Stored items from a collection
::::::
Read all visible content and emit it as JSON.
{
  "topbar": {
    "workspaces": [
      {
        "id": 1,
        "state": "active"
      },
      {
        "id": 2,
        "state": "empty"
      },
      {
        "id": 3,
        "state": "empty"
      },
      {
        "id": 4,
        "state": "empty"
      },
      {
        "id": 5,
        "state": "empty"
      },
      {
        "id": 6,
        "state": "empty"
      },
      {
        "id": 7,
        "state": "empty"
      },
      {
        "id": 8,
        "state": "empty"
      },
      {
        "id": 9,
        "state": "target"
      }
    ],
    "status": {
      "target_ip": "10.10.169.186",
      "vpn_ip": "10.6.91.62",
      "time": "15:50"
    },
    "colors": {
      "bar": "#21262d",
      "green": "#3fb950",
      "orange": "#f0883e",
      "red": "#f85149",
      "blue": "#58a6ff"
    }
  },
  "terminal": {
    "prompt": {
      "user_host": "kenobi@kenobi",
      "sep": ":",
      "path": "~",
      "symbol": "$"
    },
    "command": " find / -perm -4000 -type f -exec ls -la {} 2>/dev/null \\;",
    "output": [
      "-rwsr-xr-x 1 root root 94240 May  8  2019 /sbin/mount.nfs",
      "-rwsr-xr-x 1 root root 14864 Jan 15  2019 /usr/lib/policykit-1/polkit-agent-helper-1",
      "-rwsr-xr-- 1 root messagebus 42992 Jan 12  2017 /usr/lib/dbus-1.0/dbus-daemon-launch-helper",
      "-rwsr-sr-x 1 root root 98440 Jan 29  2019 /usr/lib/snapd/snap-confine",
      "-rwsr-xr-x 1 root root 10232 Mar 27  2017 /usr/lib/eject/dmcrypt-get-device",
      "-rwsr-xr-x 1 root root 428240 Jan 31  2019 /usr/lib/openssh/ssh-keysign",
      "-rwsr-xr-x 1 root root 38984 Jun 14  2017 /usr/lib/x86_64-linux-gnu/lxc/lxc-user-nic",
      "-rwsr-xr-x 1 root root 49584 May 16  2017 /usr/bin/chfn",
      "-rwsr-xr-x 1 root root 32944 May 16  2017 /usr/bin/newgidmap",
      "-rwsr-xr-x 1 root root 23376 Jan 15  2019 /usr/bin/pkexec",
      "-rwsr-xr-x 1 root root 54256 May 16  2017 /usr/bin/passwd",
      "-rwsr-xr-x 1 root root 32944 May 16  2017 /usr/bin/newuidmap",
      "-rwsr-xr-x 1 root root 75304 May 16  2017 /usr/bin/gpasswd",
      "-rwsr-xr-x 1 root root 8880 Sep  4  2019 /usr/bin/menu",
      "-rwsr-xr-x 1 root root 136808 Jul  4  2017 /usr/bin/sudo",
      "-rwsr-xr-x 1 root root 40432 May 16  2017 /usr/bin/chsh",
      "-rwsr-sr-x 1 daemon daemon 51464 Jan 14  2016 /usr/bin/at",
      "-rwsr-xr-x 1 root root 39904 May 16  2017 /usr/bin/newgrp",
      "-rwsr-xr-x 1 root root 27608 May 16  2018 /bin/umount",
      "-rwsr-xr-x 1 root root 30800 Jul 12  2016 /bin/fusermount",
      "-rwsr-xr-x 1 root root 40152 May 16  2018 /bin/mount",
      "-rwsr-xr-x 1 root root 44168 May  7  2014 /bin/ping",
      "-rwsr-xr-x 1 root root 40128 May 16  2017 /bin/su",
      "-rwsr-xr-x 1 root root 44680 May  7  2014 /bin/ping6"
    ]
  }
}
::::::
AIM:
Pick out the lines that contain "helper" and copy them.

OUTPUT BELOW:
      "-rwsr-xr-x 1 root root 14864 Jan 15  2019 /usr/lib/policykit-1/polkit-agent-helper-1",
      "-rwsr-xr-- 1 root messagebus 42992 Jan 12  2017 /usr/lib/dbus-1.0/dbus-daemon-launch-helper",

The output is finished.